> **Do this**
Copy out the entries in full and with complete accuracy; pictures are excluded.

> **Supplied material**
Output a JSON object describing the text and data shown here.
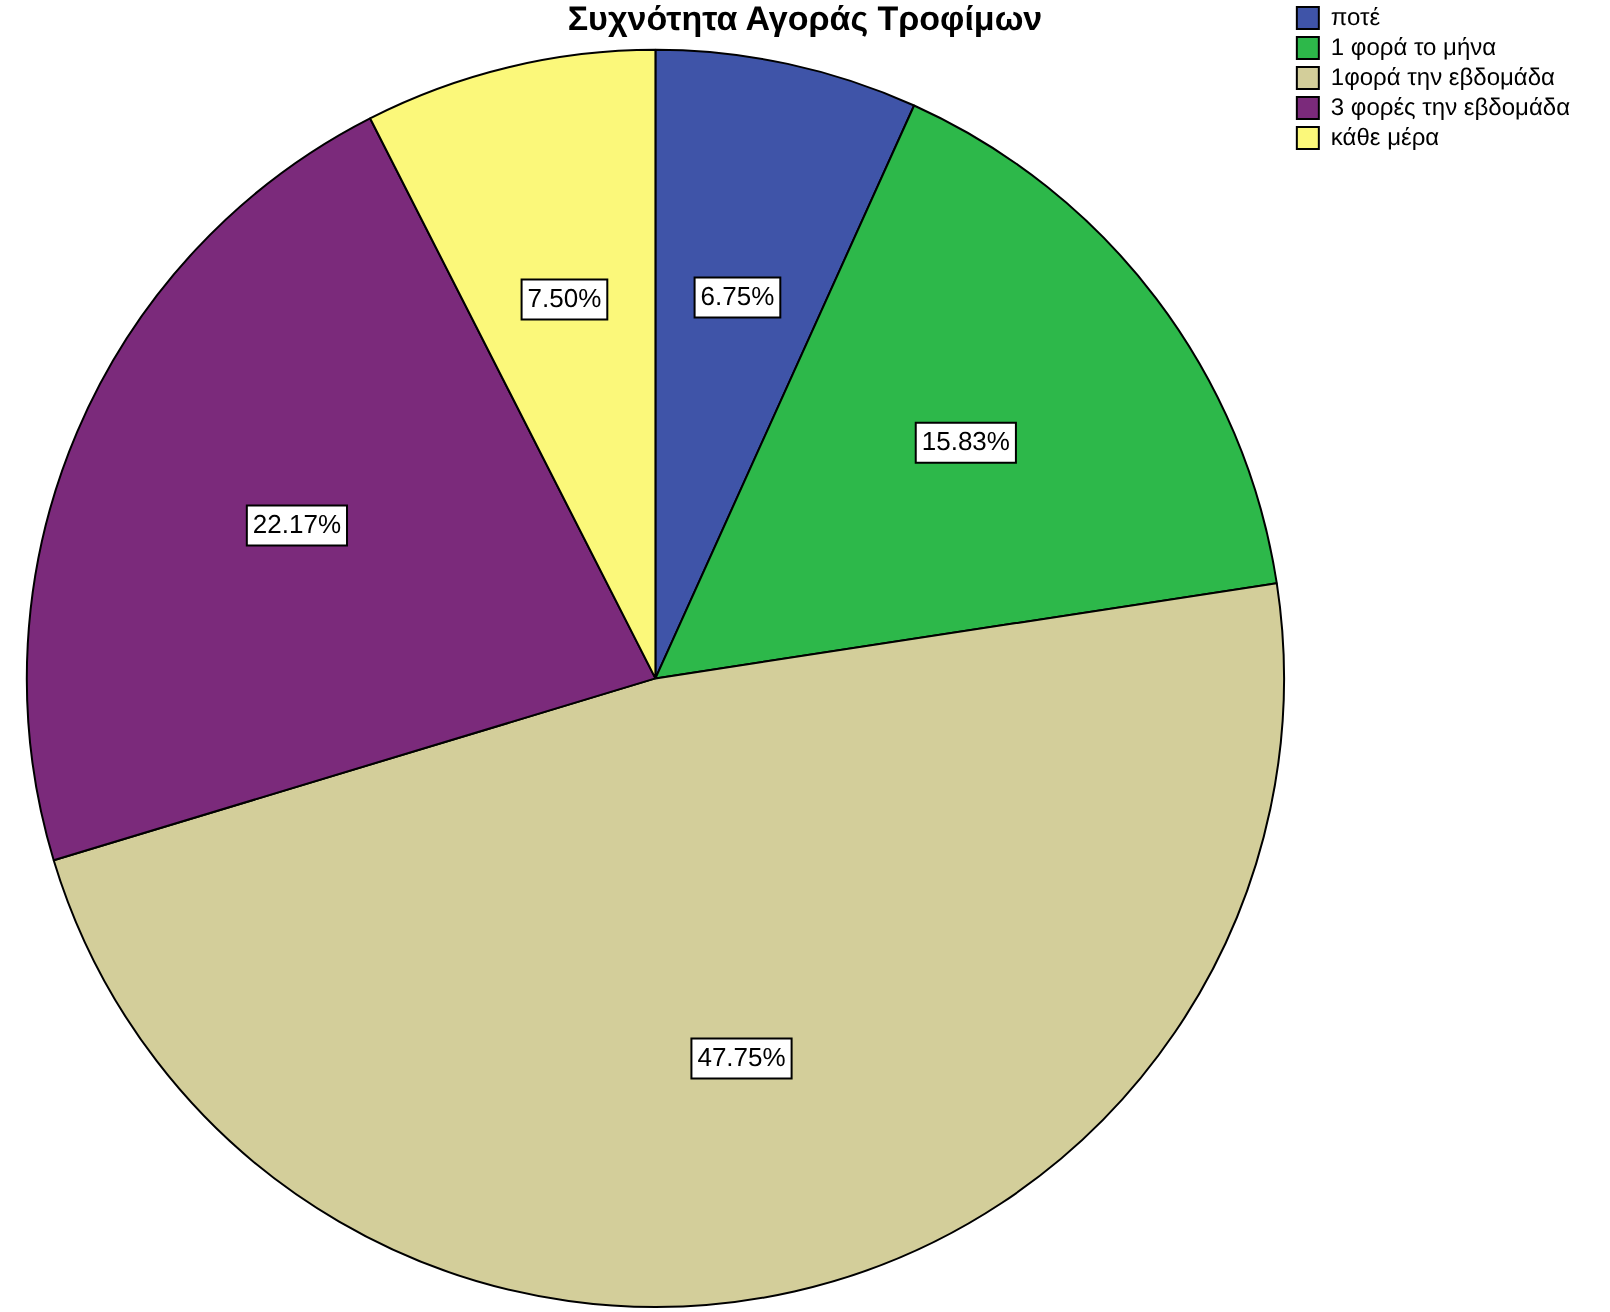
{
  "chart_data": {
    "type": "pie",
    "title": "Συχνότητα Αγοράς Τροφίμων",
    "categories": [
      "ποτέ",
      "1 φορά το μήνα",
      "1φορά την εβδομάδα",
      "3 φορές την εβδομάδα",
      "κάθε μέρα"
    ],
    "values": [
      6.75,
      15.83,
      47.75,
      22.17,
      7.5
    ],
    "value_labels": [
      "6.75%",
      "15.83%",
      "47.75%",
      "22.17%",
      "7.50%"
    ],
    "colors": [
      "#3f54a8",
      "#2db84a",
      "#d3ce9a",
      "#7b2a7b",
      "#fbf87a"
    ],
    "legend": "top right"
  }
}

> **Final answer**
Output a JSON object describing the text and data shown here.
{
  "chart_data": {
    "type": "pie",
    "title": "Συχνότητα Αγοράς Τροφίμων",
    "categories": [
      "ποτέ",
      "1 φορά το μήνα",
      "1φορά την εβδομάδα",
      "3 φορές την εβδομάδα",
      "κάθε μέρα"
    ],
    "values": [
      6.75,
      15.83,
      47.75,
      22.17,
      7.5
    ],
    "value_labels": [
      "6.75%",
      "15.83%",
      "47.75%",
      "22.17%",
      "7.50%"
    ],
    "colors": [
      "#3f54a8",
      "#2db84a",
      "#d3ce9a",
      "#7b2a7b",
      "#fbf87a"
    ],
    "legend": "top right"
  }
}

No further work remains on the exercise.